> Task requirements
In the listing below, identify each line with the word "background" and return those lines.

* begin Entries shown *

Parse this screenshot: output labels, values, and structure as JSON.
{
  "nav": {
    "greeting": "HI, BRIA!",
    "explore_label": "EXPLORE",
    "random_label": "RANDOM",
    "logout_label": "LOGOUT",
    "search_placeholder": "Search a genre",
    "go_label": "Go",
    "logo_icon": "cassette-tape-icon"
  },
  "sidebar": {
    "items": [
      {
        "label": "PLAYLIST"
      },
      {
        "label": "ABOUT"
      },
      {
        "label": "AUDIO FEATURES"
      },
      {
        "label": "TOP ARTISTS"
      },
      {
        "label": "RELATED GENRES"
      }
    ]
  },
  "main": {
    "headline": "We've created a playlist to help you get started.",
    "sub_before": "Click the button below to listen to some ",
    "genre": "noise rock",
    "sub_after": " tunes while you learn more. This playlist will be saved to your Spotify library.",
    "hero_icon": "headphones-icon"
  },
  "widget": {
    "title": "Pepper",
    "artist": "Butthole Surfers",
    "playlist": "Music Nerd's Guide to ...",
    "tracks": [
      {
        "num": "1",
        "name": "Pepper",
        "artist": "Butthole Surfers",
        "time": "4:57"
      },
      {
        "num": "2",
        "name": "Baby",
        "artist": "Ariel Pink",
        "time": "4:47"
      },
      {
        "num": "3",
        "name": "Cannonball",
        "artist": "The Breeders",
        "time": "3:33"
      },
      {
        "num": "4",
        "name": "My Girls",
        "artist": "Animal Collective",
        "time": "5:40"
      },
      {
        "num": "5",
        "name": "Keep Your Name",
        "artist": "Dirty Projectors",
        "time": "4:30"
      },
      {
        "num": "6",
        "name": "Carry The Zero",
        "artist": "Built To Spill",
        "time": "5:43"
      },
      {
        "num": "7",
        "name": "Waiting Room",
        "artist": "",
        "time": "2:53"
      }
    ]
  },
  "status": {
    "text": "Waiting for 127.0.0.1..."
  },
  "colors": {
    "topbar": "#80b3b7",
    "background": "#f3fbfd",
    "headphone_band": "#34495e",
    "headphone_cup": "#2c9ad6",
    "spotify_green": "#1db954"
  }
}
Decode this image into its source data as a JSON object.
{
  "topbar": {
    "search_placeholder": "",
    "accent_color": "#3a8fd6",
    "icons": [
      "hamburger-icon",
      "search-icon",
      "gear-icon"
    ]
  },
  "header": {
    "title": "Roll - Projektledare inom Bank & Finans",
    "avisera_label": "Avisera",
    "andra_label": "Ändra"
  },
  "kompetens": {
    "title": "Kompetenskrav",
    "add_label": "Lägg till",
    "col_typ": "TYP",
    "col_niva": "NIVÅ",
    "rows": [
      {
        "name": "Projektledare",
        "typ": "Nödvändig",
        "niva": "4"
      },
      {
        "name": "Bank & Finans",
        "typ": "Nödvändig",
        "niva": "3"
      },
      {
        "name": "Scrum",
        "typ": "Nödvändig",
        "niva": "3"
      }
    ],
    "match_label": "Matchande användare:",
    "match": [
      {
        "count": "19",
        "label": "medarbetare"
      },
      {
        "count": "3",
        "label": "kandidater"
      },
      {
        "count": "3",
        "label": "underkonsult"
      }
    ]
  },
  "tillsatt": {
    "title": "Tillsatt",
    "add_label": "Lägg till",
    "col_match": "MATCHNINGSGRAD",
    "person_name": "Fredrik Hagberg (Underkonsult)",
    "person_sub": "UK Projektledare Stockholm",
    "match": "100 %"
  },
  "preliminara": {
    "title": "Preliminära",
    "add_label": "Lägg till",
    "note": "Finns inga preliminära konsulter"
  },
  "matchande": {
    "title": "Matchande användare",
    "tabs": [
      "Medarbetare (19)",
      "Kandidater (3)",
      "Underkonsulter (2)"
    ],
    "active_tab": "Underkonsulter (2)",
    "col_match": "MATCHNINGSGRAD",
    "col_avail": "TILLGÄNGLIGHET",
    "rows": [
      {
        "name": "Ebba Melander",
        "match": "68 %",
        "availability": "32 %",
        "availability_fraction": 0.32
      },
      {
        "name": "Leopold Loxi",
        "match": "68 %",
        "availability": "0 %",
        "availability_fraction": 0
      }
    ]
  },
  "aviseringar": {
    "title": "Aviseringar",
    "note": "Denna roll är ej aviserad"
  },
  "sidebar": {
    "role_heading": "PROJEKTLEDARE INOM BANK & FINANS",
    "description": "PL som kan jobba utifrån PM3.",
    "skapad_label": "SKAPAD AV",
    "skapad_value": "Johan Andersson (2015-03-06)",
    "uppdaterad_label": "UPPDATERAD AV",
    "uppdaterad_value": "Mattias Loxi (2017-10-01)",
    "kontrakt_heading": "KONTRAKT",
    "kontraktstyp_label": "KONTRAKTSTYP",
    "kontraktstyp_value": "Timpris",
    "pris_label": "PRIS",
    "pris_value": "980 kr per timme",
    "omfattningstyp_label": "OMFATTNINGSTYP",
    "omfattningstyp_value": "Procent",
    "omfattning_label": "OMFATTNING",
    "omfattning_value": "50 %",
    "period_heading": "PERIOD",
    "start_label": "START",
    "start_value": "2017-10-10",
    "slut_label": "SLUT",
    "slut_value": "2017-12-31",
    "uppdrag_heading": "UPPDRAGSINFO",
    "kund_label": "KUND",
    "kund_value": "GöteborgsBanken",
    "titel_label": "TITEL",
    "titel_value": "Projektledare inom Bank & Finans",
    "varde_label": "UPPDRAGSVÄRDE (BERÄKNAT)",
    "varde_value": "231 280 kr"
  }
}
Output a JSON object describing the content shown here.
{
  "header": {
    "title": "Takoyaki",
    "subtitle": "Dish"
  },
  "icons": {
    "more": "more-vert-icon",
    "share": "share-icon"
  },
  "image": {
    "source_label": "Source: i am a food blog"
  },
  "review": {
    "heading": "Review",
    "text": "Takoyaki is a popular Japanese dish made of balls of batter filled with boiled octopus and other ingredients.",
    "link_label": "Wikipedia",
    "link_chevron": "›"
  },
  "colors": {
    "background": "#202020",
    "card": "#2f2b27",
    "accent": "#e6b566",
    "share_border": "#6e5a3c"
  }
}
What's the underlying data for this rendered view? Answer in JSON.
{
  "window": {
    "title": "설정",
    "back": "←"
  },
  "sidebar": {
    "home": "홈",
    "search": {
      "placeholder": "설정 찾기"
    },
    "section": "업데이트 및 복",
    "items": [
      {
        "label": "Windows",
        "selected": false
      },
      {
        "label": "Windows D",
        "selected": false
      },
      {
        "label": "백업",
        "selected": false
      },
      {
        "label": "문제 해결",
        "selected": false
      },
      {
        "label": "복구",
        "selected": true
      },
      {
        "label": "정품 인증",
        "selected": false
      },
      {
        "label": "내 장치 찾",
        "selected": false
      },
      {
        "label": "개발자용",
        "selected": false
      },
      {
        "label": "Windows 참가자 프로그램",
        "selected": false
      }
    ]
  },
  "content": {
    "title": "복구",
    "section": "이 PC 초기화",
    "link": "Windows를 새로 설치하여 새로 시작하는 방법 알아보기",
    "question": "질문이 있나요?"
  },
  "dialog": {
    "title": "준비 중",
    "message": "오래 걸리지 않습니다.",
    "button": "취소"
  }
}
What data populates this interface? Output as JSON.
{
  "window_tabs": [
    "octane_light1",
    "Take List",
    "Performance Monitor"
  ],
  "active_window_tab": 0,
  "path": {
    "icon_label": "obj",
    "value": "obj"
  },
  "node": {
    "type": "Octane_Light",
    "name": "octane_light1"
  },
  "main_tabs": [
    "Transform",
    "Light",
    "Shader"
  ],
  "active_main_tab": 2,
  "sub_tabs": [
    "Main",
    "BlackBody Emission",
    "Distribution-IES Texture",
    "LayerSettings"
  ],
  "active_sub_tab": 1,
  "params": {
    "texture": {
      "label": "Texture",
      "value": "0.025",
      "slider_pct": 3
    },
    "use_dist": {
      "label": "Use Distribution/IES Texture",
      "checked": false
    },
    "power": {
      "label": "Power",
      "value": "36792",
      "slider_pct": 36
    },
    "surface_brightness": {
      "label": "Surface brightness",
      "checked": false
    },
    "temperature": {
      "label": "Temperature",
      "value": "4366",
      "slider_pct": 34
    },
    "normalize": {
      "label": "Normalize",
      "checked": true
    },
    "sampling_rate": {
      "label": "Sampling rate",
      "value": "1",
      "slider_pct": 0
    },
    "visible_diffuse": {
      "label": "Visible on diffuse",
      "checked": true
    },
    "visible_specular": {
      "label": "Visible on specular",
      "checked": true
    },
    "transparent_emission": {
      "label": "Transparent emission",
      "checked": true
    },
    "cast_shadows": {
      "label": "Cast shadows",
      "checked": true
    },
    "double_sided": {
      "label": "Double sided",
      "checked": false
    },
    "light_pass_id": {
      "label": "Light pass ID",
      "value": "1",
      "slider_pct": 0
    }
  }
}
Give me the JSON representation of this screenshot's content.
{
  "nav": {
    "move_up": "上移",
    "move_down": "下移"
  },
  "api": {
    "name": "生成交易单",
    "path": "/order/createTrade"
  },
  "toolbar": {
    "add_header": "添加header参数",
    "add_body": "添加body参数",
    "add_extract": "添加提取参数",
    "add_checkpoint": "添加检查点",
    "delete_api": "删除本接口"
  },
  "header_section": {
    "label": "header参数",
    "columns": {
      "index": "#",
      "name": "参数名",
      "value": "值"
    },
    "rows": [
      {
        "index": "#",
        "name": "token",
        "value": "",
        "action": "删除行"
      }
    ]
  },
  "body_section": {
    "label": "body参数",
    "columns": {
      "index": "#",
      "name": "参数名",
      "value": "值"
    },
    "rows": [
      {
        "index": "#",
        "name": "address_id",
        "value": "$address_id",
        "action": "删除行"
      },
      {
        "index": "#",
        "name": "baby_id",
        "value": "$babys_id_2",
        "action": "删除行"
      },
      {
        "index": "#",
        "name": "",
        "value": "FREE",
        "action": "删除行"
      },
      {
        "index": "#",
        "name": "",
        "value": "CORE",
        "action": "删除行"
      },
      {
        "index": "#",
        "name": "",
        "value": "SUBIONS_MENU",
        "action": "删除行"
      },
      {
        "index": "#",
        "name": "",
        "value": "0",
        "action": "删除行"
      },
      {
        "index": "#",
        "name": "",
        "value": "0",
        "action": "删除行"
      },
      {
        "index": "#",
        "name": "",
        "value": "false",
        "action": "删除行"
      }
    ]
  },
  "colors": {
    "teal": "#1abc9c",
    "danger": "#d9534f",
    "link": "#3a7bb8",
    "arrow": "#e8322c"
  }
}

* end Entries shown *

> Task result
    "background": "#f3fbfd",
    "background": "#202020",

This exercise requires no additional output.